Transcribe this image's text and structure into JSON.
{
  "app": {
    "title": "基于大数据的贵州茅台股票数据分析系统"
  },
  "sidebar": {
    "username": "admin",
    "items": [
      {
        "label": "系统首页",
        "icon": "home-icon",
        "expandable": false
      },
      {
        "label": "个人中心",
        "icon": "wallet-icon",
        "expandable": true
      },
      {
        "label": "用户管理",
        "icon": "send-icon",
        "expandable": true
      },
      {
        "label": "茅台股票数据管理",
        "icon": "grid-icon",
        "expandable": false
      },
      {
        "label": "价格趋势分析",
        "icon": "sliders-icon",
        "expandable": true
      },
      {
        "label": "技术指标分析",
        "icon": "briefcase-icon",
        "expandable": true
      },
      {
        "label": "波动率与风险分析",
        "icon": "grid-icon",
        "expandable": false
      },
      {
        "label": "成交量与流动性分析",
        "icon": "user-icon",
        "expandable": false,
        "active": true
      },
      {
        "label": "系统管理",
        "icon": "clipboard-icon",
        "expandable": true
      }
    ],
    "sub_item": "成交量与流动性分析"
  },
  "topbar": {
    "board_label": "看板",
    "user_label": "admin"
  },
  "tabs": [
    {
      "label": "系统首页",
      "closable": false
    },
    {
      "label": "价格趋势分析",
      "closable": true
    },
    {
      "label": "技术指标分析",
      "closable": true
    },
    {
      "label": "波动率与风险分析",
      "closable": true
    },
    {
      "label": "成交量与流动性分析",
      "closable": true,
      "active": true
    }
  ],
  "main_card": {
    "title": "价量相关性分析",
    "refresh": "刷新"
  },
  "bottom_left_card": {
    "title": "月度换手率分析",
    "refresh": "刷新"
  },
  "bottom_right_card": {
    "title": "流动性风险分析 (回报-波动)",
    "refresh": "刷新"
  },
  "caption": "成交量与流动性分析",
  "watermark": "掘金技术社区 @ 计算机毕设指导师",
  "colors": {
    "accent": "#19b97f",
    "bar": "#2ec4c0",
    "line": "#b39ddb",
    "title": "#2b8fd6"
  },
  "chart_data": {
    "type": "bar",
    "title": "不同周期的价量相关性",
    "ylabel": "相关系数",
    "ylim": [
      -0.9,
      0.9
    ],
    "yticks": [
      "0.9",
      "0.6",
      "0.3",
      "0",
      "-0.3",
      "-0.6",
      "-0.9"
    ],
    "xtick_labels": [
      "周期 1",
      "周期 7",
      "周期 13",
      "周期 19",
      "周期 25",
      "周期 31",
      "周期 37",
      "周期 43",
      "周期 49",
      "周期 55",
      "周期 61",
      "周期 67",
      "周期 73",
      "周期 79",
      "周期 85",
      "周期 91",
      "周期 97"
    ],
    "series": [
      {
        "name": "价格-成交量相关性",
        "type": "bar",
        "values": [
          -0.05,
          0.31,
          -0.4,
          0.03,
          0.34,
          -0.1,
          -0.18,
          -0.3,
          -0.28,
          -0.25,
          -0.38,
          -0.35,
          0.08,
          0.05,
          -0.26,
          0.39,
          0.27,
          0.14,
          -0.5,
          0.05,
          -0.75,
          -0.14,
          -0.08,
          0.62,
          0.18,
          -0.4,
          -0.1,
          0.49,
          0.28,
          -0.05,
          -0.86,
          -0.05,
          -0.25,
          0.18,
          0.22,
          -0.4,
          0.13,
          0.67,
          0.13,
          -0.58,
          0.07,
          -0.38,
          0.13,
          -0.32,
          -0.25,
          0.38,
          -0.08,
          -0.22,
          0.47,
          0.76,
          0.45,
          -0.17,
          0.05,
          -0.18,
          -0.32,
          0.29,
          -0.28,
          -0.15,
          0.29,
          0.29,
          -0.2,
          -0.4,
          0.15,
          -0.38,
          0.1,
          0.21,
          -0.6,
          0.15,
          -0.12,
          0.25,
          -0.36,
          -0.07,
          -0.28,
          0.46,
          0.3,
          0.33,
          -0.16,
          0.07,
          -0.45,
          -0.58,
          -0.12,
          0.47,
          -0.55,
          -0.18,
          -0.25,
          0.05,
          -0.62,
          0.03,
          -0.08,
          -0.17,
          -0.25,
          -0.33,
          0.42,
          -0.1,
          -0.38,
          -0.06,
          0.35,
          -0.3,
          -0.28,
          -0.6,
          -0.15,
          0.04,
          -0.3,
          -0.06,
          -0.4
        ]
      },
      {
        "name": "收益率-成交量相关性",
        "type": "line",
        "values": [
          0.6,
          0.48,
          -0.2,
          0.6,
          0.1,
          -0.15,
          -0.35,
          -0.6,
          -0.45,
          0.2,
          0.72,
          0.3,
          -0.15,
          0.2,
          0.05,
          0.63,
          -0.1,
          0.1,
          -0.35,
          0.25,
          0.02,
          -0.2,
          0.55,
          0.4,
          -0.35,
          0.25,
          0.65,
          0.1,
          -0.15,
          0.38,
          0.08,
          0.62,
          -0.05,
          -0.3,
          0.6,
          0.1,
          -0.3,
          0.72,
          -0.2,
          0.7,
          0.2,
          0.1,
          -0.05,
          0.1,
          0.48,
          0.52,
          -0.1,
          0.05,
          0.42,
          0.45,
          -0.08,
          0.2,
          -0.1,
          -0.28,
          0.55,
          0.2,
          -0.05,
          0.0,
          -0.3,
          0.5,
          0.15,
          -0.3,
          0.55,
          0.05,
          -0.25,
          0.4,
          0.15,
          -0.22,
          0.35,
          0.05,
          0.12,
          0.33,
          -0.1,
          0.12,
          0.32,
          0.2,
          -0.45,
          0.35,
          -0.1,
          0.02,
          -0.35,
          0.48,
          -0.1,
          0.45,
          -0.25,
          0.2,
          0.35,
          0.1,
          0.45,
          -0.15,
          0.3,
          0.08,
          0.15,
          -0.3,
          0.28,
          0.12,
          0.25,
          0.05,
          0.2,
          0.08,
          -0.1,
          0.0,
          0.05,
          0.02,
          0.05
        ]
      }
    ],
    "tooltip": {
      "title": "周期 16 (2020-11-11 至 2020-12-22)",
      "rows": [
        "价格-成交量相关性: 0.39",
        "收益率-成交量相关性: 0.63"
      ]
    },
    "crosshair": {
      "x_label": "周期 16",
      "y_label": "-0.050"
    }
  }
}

• • • •

■ WHAT IS REQUIRED ■
Repeat the records exactly, including every line.

■ THE RESPONSE ■
Transcribe this image's text and structure into JSON.
{
  "app": {
    "title": "基于大数据的贵州茅台股票数据分析系统"
  },
  "sidebar": {
    "username": "admin",
    "items": [
      {
        "label": "系统首页",
        "icon": "home-icon",
        "expandable": false
      },
      {
        "label": "个人中心",
        "icon": "wallet-icon",
        "expandable": true
      },
      {
        "label": "用户管理",
        "icon": "send-icon",
        "expandable": true
      },
      {
        "label": "茅台股票数据管理",
        "icon": "grid-icon",
        "expandable": false
      },
      {
        "label": "价格趋势分析",
        "icon": "sliders-icon",
        "expandable": true
      },
      {
        "label": "技术指标分析",
        "icon": "briefcase-icon",
        "expandable": true
      },
      {
        "label": "波动率与风险分析",
        "icon": "grid-icon",
        "expandable": false
      },
      {
        "label": "成交量与流动性分析",
        "icon": "user-icon",
        "expandable": false,
        "active": true
      },
      {
        "label": "系统管理",
        "icon": "clipboard-icon",
        "expandable": true
      }
    ],
    "sub_item": "成交量与流动性分析"
  },
  "topbar": {
    "board_label": "看板",
    "user_label": "admin"
  },
  "tabs": [
    {
      "label": "系统首页",
      "closable": false
    },
    {
      "label": "价格趋势分析",
      "closable": true
    },
    {
      "label": "技术指标分析",
      "closable": true
    },
    {
      "label": "波动率与风险分析",
      "closable": true
    },
    {
      "label": "成交量与流动性分析",
      "closable": true,
      "active": true
    }
  ],
  "main_card": {
    "title": "价量相关性分析",
    "refresh": "刷新"
  },
  "bottom_left_card": {
    "title": "月度换手率分析",
    "refresh": "刷新"
  },
  "bottom_right_card": {
    "title": "流动性风险分析 (回报-波动)",
    "refresh": "刷新"
  },
  "caption": "成交量与流动性分析",
  "watermark": "掘金技术社区 @ 计算机毕设指导师",
  "colors": {
    "accent": "#19b97f",
    "bar": "#2ec4c0",
    "line": "#b39ddb",
    "title": "#2b8fd6"
  },
  "chart_data": {
    "type": "bar",
    "title": "不同周期的价量相关性",
    "ylabel": "相关系数",
    "ylim": [
      -0.9,
      0.9
    ],
    "yticks": [
      "0.9",
      "0.6",
      "0.3",
      "0",
      "-0.3",
      "-0.6",
      "-0.9"
    ],
    "xtick_labels": [
      "周期 1",
      "周期 7",
      "周期 13",
      "周期 19",
      "周期 25",
      "周期 31",
      "周期 37",
      "周期 43",
      "周期 49",
      "周期 55",
      "周期 61",
      "周期 67",
      "周期 73",
      "周期 79",
      "周期 85",
      "周期 91",
      "周期 97"
    ],
    "series": [
      {
        "name": "价格-成交量相关性",
        "type": "bar",
        "values": [
          -0.05,
          0.31,
          -0.4,
          0.03,
          0.34,
          -0.1,
          -0.18,
          -0.3,
          -0.28,
          -0.25,
          -0.38,
          -0.35,
          0.08,
          0.05,
          -0.26,
          0.39,
          0.27,
          0.14,
          -0.5,
          0.05,
          -0.75,
          -0.14,
          -0.08,
          0.62,
          0.18,
          -0.4,
          -0.1,
          0.49,
          0.28,
          -0.05,
          -0.86,
          -0.05,
          -0.25,
          0.18,
          0.22,
          -0.4,
          0.13,
          0.67,
          0.13,
          -0.58,
          0.07,
          -0.38,
          0.13,
          -0.32,
          -0.25,
          0.38,
          -0.08,
          -0.22,
          0.47,
          0.76,
          0.45,
          -0.17,
          0.05,
          -0.18,
          -0.32,
          0.29,
          -0.28,
          -0.15,
          0.29,
          0.29,
          -0.2,
          -0.4,
          0.15,
          -0.38,
          0.1,
          0.21,
          -0.6,
          0.15,
          -0.12,
          0.25,
          -0.36,
          -0.07,
          -0.28,
          0.46,
          0.3,
          0.33,
          -0.16,
          0.07,
          -0.45,
          -0.58,
          -0.12,
          0.47,
          -0.55,
          -0.18,
          -0.25,
          0.05,
          -0.62,
          0.03,
          -0.08,
          -0.17,
          -0.25,
          -0.33,
          0.42,
          -0.1,
          -0.38,
          -0.06,
          0.35,
          -0.3,
          -0.28,
          -0.6,
          -0.15,
          0.04,
          -0.3,
          -0.06,
          -0.4
        ]
      },
      {
        "name": "收益率-成交量相关性",
        "type": "line",
        "values": [
          0.6,
          0.48,
          -0.2,
          0.6,
          0.1,
          -0.15,
          -0.35,
          -0.6,
          -0.45,
          0.2,
          0.72,
          0.3,
          -0.15,
          0.2,
          0.05,
          0.63,
          -0.1,
          0.1,
          -0.35,
          0.25,
          0.02,
          -0.2,
          0.55,
          0.4,
          -0.35,
          0.25,
          0.65,
          0.1,
          -0.15,
          0.38,
          0.08,
          0.62,
          -0.05,
          -0.3,
          0.6,
          0.1,
          -0.3,
          0.72,
          -0.2,
          0.7,
          0.2,
          0.1,
          -0.05,
          0.1,
          0.48,
          0.52,
          -0.1,
          0.05,
          0.42,
          0.45,
          -0.08,
          0.2,
          -0.1,
          -0.28,
          0.55,
          0.2,
          -0.05,
          0.0,
          -0.3,
          0.5,
          0.15,
          -0.3,
          0.55,
          0.05,
          -0.25,
          0.4,
          0.15,
          -0.22,
          0.35,
          0.05,
          0.12,
          0.33,
          -0.1,
          0.12,
          0.32,
          0.2,
          -0.45,
          0.35,
          -0.1,
          0.02,
          -0.35,
          0.48,
          -0.1,
          0.45,
          -0.25,
          0.2,
          0.35,
          0.1,
          0.45,
          -0.15,
          0.3,
          0.08,
          0.15,
          -0.3,
          0.28,
          0.12,
          0.25,
          0.05,
          0.2,
          0.08,
          -0.1,
          0.0,
          0.05,
          0.02,
          0.05
        ]
      }
    ],
    "tooltip": {
      "title": "周期 16 (2020-11-11 至 2020-12-22)",
      "rows": [
        "价格-成交量相关性: 0.39",
        "收益率-成交量相关性: 0.63"
      ]
    },
    "crosshair": {
      "x_label": "周期 16",
      "y_label": "-0.050"
    }
  }
}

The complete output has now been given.